>> Start Recorded data

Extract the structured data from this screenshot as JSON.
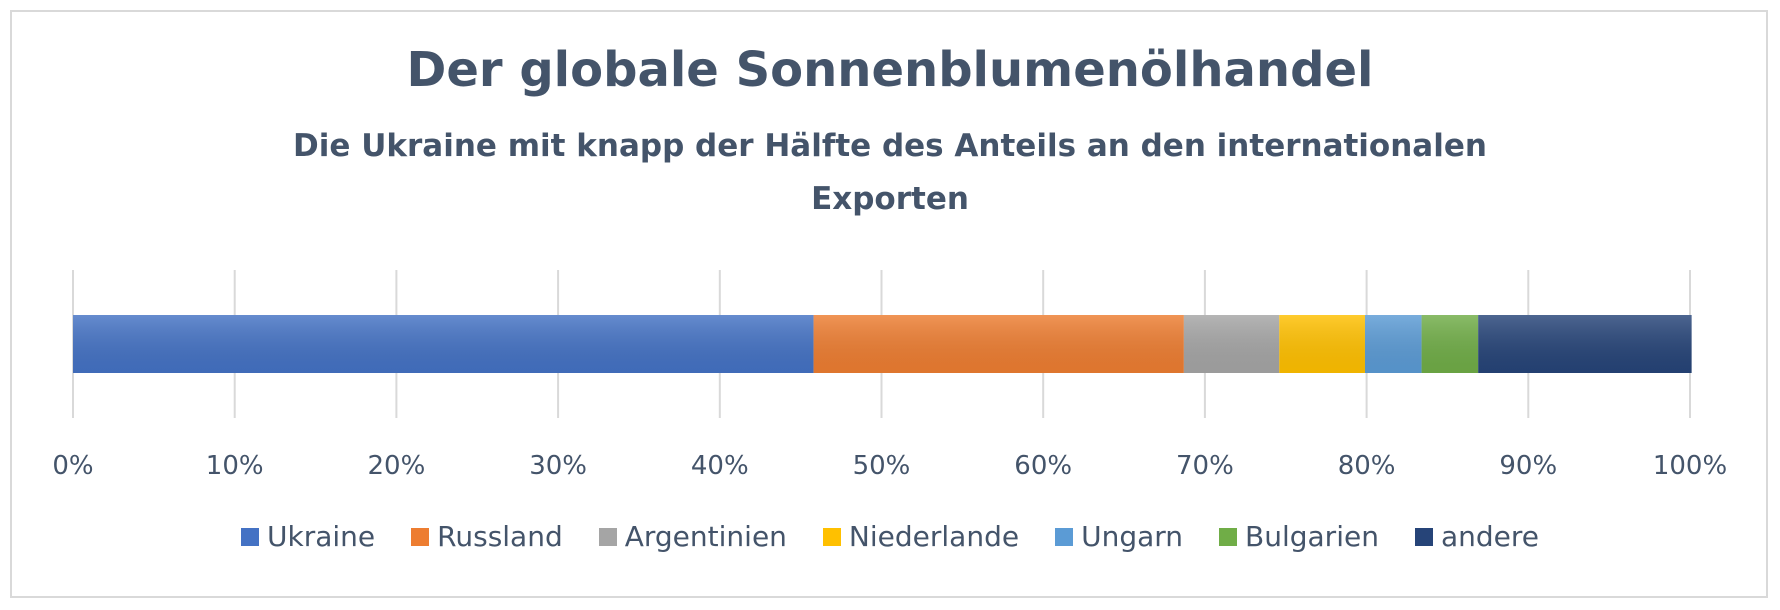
{
  "chart_data": {
    "type": "bar",
    "orientation": "horizontal",
    "stacked": true,
    "title": "Der globale Sonnenblumenölhandel",
    "subtitle_line1": "Die Ukraine mit knapp der Hälfte des Anteils an den internationalen",
    "subtitle_line2": "Exporten",
    "xlim": [
      0,
      100
    ],
    "x_ticks": [
      "0%",
      "10%",
      "20%",
      "30%",
      "40%",
      "50%",
      "60%",
      "70%",
      "80%",
      "90%",
      "100%"
    ],
    "grid": true,
    "legend_position": "bottom",
    "series": [
      {
        "name": "Ukraine",
        "value": 45.8,
        "color": "#4472c4"
      },
      {
        "name": "Russland",
        "value": 22.9,
        "color": "#ed7d31"
      },
      {
        "name": "Argentinien",
        "value": 5.9,
        "color": "#a5a5a5"
      },
      {
        "name": "Niederlande",
        "value": 5.3,
        "color": "#ffc000"
      },
      {
        "name": "Ungarn",
        "value": 3.5,
        "color": "#5b9bd5"
      },
      {
        "name": "Bulgarien",
        "value": 3.5,
        "color": "#70ad47"
      },
      {
        "name": "andere",
        "value": 13.2,
        "color": "#264478"
      }
    ]
  }
}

>> End Recorded data

What to do:
Give the entries again word for word, but skip the pictures.

In response:
Extract the structured data from this screenshot as JSON.
{
  "chart_data": {
    "type": "bar",
    "orientation": "horizontal",
    "stacked": true,
    "title": "Der globale Sonnenblumenölhandel",
    "subtitle_line1": "Die Ukraine mit knapp der Hälfte des Anteils an den internationalen",
    "subtitle_line2": "Exporten",
    "xlim": [
      0,
      100
    ],
    "x_ticks": [
      "0%",
      "10%",
      "20%",
      "30%",
      "40%",
      "50%",
      "60%",
      "70%",
      "80%",
      "90%",
      "100%"
    ],
    "grid": true,
    "legend_position": "bottom",
    "series": [
      {
        "name": "Ukraine",
        "value": 45.8,
        "color": "#4472c4"
      },
      {
        "name": "Russland",
        "value": 22.9,
        "color": "#ed7d31"
      },
      {
        "name": "Argentinien",
        "value": 5.9,
        "color": "#a5a5a5"
      },
      {
        "name": "Niederlande",
        "value": 5.3,
        "color": "#ffc000"
      },
      {
        "name": "Ungarn",
        "value": 3.5,
        "color": "#5b9bd5"
      },
      {
        "name": "Bulgarien",
        "value": 3.5,
        "color": "#70ad47"
      },
      {
        "name": "andere",
        "value": 13.2,
        "color": "#264478"
      }
    ]
  }
}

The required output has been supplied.